▸ Written task: Report every line in the listing that contains the string "Produkte".

######

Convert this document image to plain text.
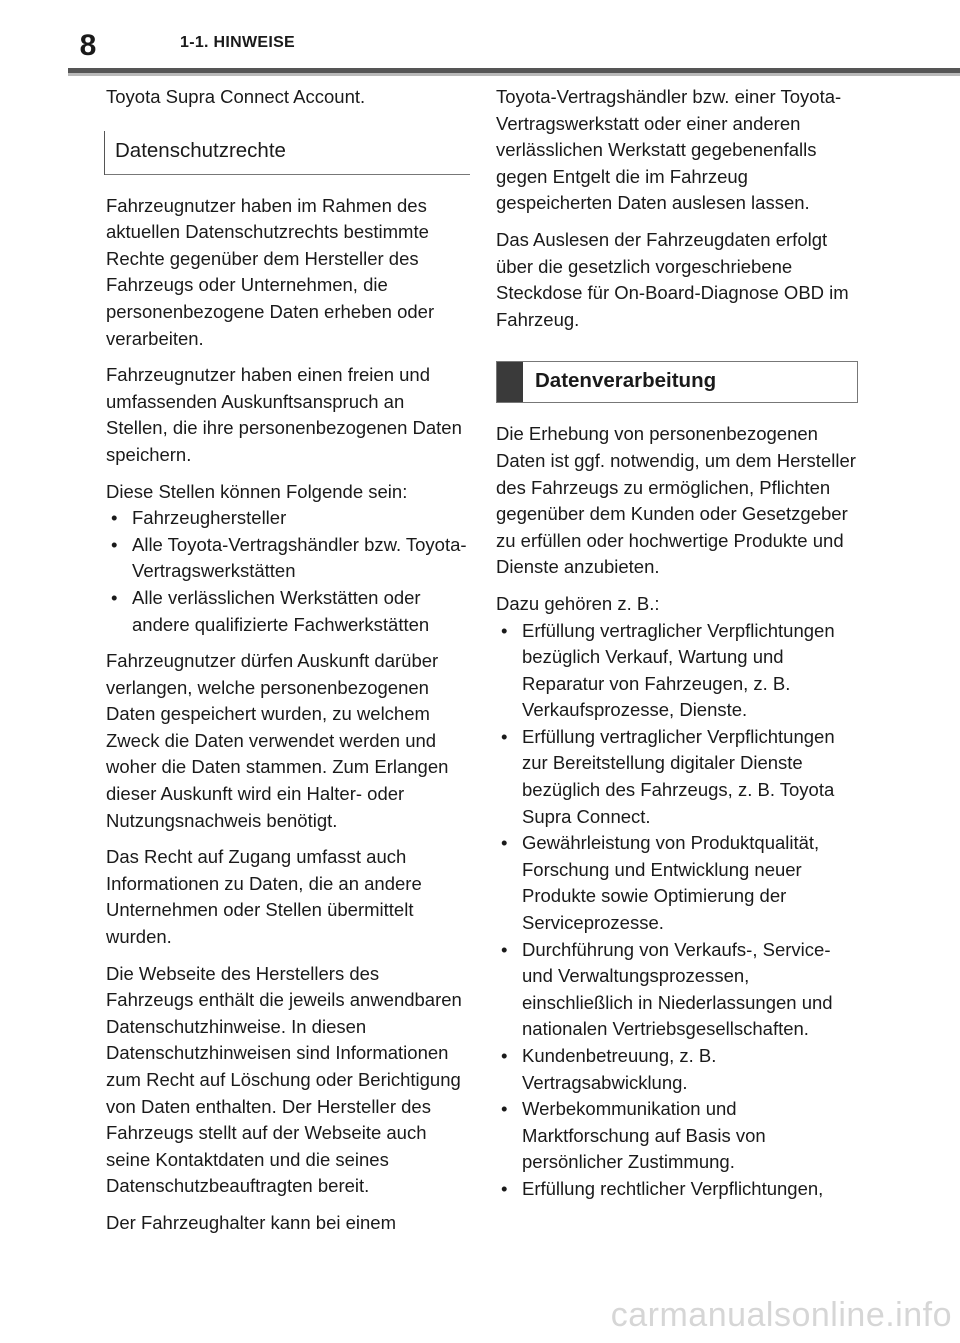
8	1-1. HINWEISE

Toyota Supra Connect Account.

Datenschutzrechte

Fahrzeugnutzer haben im Rahmen des aktuellen Datenschutzrechts bestimmte Rechte gegenüber dem Hersteller des Fahrzeugs oder Unternehmen, die personenbezogene Daten erheben oder verarbeiten.

Fahrzeugnutzer haben einen freien und umfassenden Auskunftsanspruch an Stellen, die ihre personenbezogenen Daten speichern.

Diese Stellen können Folgende sein:

• Fahrzeughersteller
• Alle Toyota-Vertragshändler bzw. Toyota-Vertragswerkstätten
• Alle verlässlichen Werkstätten oder andere qualifizierte Fachwerkstätten

Fahrzeugnutzer dürfen Auskunft darüber verlangen, welche personenbezogenen Daten gespeichert wurden, zu welchem Zweck die Daten verwendet werden und woher die Daten stammen. Zum Erlangen dieser Auskunft wird ein Halter- oder Nutzungsnachweis benötigt.

Das Recht auf Zugang umfasst auch Informationen zu Daten, die an andere Unternehmen oder Stellen übermittelt wurden.

Die Webseite des Herstellers des Fahrzeugs enthält die jeweils anwendbaren Datenschutzhinweise. In diesen Datenschutzhinweisen sind Informationen zum Recht auf Löschung oder Berichtigung von Daten enthalten. Der Hersteller des Fahrzeugs stellt auf der Webseite auch seine Kontaktdaten und die seines Datenschutzbeauftragten bereit.

Der Fahrzeughalter kann bei einem

Toyota-Vertragshändler bzw. einer Toyota-Vertragswerkstatt oder einer anderen verlässlichen Werkstatt gegebenenfalls gegen Entgelt die im Fahrzeug gespeicherten Daten auslesen lassen.

Das Auslesen der Fahrzeugdaten erfolgt über die gesetzlich vorgeschriebene Steckdose für On-Board-Diagnose OBD im Fahrzeug.

Datenverarbeitung

Die Erhebung von personenbezogenen Daten ist ggf. notwendig, um dem Hersteller des Fahrzeugs zu ermöglichen, Pflichten gegenüber dem Kunden oder Gesetzgeber zu erfüllen oder hochwertige Produkte und Dienste anzubieten.

Dazu gehören z. B.:

• Erfüllung vertraglicher Verpflichtungen bezüglich Verkauf, Wartung und Reparatur von Fahrzeugen, z. B. Verkaufsprozesse, Dienste.
• Erfüllung vertraglicher Verpflichtungen zur Bereitstellung digitaler Dienste bezüglich des Fahrzeugs, z. B. Toyota Supra Connect.
• Gewährleistung von Produktqualität, Forschung und Entwicklung neuer Produkte sowie Optimierung der Serviceprozesse.
• Durchführung von Verkaufs-, Service- und Verwaltungsprozessen, einschließlich in Niederlassungen und nationalen Vertriebsgesellschaften.
• Kundenbetreuung, z. B. Vertragsabwicklung.
• Werbekommunikation und Marktforschung auf Basis von persönlicher Zustimmung.
• Erfüllung rechtlicher Verpflichtungen,
carmanualsonline.info
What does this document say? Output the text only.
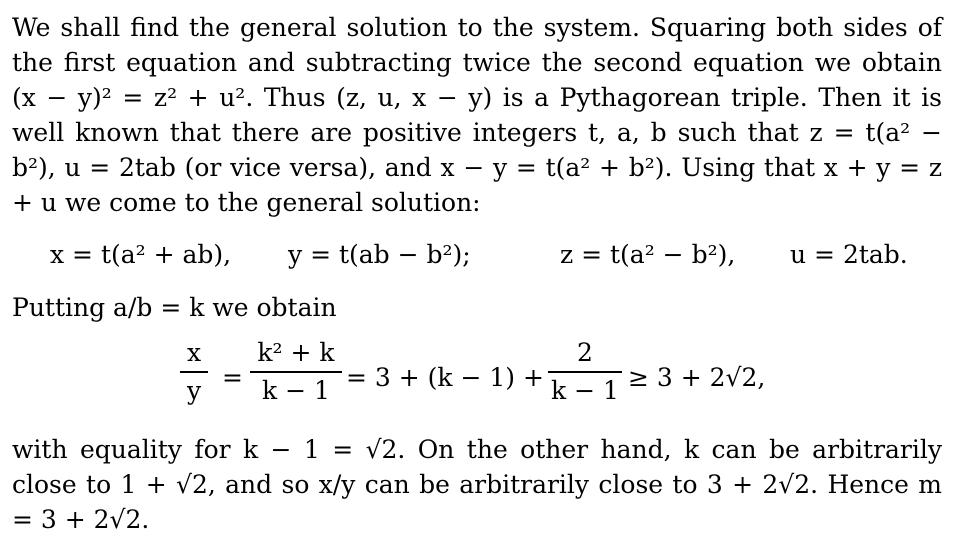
We shall find the general solution to the system. Squaring both sides of the first equation and subtracting twice the second equation we obtain (x − y)² = z² + u². Thus (z, u, x − y) is a Pythagorean triple. Then it is well known that there are positive integers t, a, b such that z = t(a² − b²), u = 2tab (or vice versa), and x − y = t(a² + b²). Using that x + y = z + u we come to the general solution:
x = t(a² + ab), y = t(ab − b²);	z = t(a² − b²), u = 2tab.
Putting a/b = k we obtain
x
y =
k² + k
k − 1 = 3 + (k − 1) +
2
k − 1 ≥ 3 + 2√2,
with equality for k − 1 = √2. On the other hand, k can be arbitrarily close to 1 + √2, and so x/y can be arbitrarily close to 3 + 2√2. Hence m = 3 + 2√2.
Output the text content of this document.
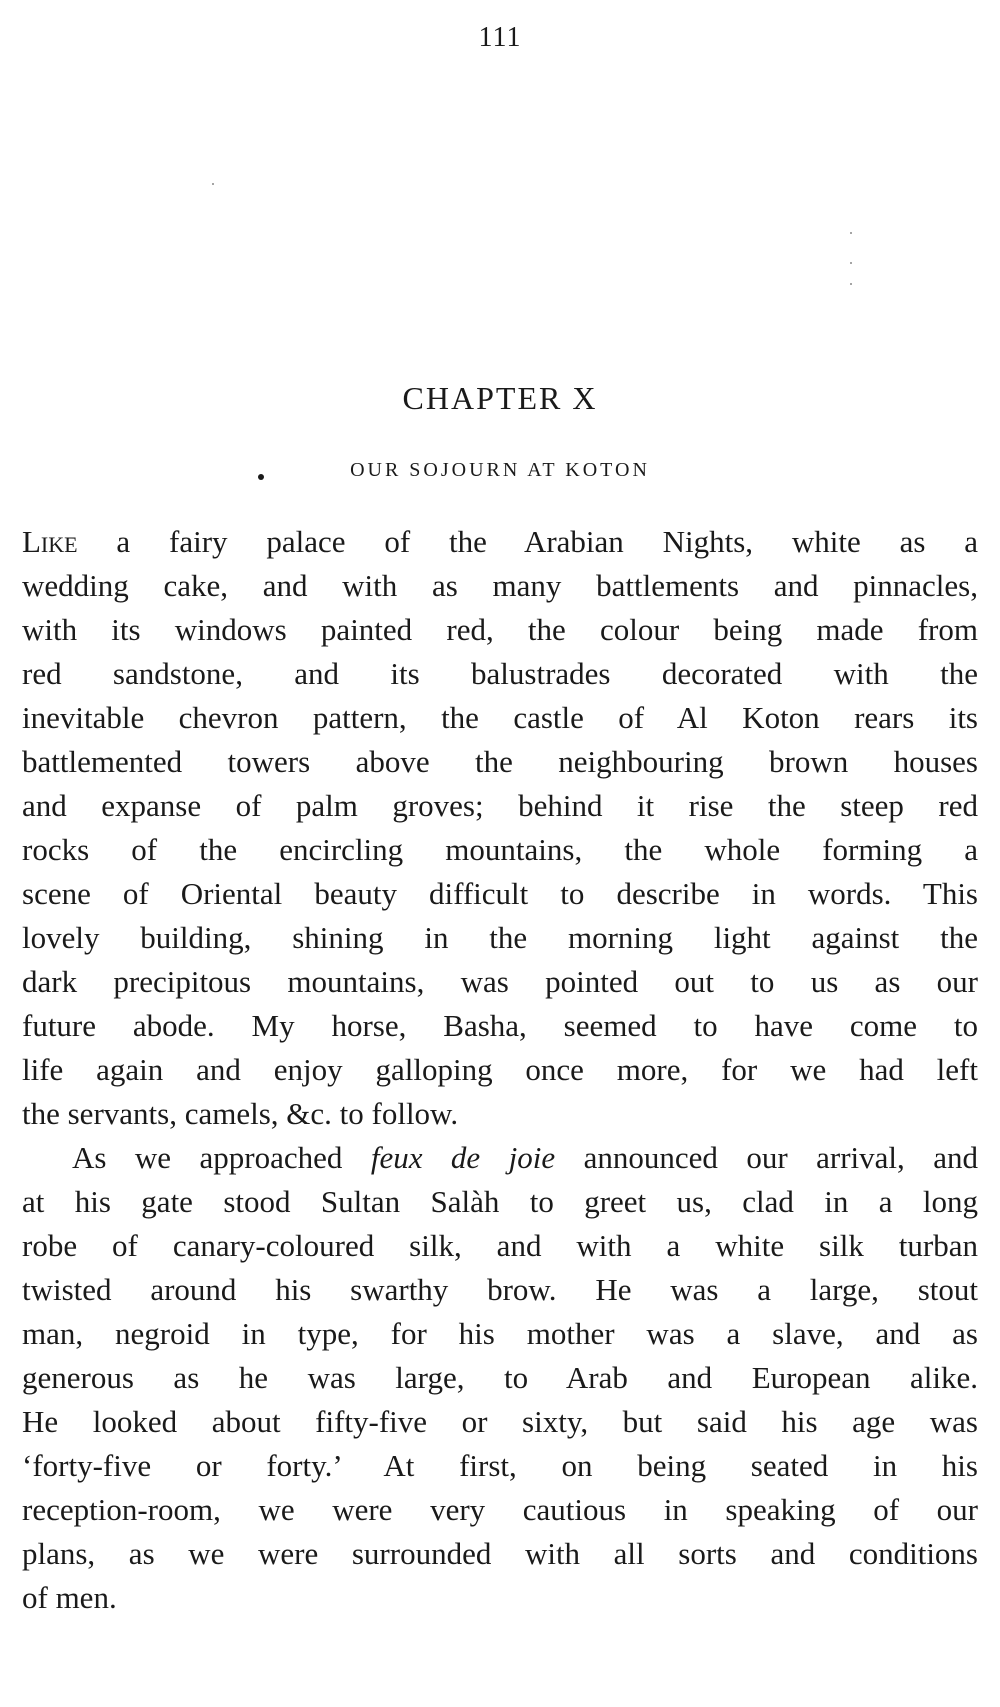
111
CHAPTER X
OUR SOJOURN AT KOTON
Like a fairy palace of the Arabian Nights, white as a
wedding cake, and with as many battlements and pinnacles,
with its windows painted red, the colour being made from
red sandstone, and its balustrades decorated with the
inevitable chevron pattern, the castle of Al Koton rears its
battlemented towers above the neighbouring brown houses
and expanse of palm groves; behind it rise the steep red
rocks of the encircling mountains, the whole forming a
scene of Oriental beauty difficult to describe in words. This
lovely building, shining in the morning light against the
dark precipitous mountains, was pointed out to us as our
future abode. My horse, Basha, seemed to have come to
life again and enjoy galloping once more, for we had left
the servants, camels, &c. to follow.
As we approached feux de joie announced our arrival, and
at his gate stood Sultan Salàh to greet us, clad in a long
robe of canary-coloured silk, and with a white silk turban
twisted around his swarthy brow. He was a large, stout
man, negroid in type, for his mother was a slave, and as
generous as he was large, to Arab and European alike.
He looked about fifty-five or sixty, but said his age was
‘forty-five or forty.’ At first, on being seated in his
reception-room, we were very cautious in speaking of our
plans, as we were surrounded with all sorts and conditions
of men.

######

▸ Solution for this exercise:
Die Erhebung von personenbezogenen Daten ist ggf. notwendig, um dem Hersteller des Fahrzeugs zu ermöglichen, Pflichten gegenüber dem Kunden oder Gesetzgeber zu erfüllen oder hochwertige Produkte und Dienste anzubieten.
• Gewährleistung von Produktqualität, Forschung und Entwicklung neuer Produkte sowie Optimierung der Serviceprozesse.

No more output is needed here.